• **Aim of the exercise**: Check each line of the material. Copy those containing "ANAMARIABRAGA".

Dataset records:
— Begin —
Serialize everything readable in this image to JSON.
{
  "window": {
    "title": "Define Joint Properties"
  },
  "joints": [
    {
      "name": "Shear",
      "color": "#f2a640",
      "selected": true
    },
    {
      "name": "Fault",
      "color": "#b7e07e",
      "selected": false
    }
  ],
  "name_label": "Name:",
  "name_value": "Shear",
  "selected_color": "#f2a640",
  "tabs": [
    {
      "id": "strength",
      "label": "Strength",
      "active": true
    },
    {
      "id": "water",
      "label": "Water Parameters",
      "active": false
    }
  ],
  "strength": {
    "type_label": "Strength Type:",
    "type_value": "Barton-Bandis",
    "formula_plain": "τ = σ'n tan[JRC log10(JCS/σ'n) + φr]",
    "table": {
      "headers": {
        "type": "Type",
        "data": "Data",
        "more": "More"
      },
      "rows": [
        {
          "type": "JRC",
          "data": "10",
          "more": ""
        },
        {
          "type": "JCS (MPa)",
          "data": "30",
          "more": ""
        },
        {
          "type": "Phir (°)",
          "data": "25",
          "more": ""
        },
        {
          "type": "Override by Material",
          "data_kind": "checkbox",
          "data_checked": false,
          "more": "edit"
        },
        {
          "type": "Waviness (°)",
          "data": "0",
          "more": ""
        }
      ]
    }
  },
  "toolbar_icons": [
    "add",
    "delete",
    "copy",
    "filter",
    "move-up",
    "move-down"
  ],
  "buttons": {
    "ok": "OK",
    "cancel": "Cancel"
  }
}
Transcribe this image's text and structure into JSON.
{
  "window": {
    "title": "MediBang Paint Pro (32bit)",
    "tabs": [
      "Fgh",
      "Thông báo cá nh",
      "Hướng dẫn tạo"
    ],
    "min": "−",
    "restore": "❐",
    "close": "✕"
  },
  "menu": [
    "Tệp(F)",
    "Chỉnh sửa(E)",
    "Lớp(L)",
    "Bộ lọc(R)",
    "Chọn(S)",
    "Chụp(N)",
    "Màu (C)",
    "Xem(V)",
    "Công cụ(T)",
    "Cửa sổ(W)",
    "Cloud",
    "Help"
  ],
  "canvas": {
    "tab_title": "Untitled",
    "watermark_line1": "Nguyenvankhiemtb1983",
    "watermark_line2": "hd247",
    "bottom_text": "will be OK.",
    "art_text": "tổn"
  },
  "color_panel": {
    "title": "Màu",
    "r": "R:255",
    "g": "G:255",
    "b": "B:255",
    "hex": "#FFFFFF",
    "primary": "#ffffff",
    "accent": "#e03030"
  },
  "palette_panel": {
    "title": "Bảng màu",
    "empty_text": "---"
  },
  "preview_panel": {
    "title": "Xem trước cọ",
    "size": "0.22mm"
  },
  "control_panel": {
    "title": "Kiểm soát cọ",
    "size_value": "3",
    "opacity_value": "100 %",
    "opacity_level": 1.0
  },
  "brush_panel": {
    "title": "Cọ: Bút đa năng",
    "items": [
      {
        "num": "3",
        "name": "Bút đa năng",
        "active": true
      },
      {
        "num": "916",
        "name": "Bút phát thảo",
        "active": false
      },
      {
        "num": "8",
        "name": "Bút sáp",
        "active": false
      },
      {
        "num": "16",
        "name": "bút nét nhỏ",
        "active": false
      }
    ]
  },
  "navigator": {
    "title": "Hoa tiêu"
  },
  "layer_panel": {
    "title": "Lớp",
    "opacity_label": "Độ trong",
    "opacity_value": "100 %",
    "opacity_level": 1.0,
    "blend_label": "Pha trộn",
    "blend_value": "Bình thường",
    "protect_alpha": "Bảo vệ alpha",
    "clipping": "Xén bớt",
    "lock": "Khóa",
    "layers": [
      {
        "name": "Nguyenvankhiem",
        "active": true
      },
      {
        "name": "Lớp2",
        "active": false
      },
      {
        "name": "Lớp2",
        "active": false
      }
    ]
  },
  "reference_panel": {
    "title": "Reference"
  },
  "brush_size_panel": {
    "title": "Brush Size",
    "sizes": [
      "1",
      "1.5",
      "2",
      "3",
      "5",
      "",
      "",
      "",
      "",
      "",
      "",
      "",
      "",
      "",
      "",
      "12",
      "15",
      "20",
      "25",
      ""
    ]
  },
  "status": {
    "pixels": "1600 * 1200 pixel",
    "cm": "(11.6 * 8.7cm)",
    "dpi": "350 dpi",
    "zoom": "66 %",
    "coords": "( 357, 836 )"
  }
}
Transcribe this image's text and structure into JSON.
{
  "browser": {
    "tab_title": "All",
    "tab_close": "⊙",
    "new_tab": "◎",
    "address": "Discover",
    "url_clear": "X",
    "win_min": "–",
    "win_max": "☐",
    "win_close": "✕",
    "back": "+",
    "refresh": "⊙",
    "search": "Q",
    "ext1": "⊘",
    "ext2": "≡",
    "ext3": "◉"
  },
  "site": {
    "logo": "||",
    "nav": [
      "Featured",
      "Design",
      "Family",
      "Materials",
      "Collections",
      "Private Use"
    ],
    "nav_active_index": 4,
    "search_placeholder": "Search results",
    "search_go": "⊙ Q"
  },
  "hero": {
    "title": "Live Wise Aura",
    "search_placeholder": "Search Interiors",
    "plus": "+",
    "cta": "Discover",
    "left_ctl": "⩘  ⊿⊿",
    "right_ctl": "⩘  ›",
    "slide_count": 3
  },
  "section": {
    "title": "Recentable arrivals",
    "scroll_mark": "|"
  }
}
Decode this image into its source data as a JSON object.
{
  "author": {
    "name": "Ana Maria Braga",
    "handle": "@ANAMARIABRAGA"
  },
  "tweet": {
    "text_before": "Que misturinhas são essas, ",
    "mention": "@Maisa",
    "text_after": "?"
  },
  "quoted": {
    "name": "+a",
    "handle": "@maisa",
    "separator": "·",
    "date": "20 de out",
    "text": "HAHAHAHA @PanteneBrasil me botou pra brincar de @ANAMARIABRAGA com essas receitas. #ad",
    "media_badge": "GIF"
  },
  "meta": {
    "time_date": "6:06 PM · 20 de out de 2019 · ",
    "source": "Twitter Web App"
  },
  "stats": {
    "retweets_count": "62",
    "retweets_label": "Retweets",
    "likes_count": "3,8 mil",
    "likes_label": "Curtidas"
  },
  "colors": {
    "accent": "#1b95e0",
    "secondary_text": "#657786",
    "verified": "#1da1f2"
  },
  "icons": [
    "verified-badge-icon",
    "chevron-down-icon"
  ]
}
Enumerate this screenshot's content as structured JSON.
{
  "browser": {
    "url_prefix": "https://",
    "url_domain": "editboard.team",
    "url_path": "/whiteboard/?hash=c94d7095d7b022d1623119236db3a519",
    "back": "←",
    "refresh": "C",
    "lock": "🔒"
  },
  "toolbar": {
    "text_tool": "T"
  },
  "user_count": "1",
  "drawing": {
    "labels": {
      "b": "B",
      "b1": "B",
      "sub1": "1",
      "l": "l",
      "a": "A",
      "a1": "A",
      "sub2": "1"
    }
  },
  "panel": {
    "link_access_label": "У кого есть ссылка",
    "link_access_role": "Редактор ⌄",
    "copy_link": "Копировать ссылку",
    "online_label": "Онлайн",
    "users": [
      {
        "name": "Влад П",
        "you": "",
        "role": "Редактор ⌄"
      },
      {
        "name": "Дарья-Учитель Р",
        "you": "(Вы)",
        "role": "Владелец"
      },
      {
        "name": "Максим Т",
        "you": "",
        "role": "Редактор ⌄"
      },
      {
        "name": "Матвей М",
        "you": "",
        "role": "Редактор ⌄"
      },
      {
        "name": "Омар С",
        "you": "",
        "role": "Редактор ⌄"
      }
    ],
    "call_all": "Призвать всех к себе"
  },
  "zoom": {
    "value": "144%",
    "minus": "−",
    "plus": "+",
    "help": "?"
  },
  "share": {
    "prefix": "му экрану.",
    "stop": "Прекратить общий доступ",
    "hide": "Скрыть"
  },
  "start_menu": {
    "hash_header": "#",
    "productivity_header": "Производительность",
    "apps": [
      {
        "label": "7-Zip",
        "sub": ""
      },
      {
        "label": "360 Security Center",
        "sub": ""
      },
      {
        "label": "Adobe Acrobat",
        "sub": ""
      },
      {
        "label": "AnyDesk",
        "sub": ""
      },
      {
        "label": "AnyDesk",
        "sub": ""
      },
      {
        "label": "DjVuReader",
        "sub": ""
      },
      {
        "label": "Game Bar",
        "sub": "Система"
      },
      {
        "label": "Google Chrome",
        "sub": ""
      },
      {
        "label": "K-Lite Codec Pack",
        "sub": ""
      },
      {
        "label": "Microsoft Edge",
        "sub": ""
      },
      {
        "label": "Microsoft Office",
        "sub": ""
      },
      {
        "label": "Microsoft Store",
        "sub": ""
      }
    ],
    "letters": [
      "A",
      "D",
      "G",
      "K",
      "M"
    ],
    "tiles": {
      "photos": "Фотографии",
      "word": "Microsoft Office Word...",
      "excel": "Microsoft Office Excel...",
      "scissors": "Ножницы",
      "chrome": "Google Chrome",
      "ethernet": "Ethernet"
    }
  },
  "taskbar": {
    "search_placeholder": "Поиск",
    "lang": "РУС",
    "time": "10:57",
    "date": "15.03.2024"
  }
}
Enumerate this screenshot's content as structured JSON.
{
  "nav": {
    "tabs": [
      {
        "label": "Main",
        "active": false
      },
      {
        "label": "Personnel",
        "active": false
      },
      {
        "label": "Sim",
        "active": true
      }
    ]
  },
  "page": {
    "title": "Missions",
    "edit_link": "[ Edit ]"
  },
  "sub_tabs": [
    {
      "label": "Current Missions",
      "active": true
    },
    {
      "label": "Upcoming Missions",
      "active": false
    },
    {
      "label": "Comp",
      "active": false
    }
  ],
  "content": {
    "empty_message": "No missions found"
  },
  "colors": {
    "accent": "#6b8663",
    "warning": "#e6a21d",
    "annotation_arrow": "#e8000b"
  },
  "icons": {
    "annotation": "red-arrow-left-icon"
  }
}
— End —
• **Answer below**:
    "handle": "@ANAMARIABRAGA"
    "text": "HAHAHAHA @PanteneBrasil me botou pra brincar de @ANAMARIABRAGA com essas receitas. #ad",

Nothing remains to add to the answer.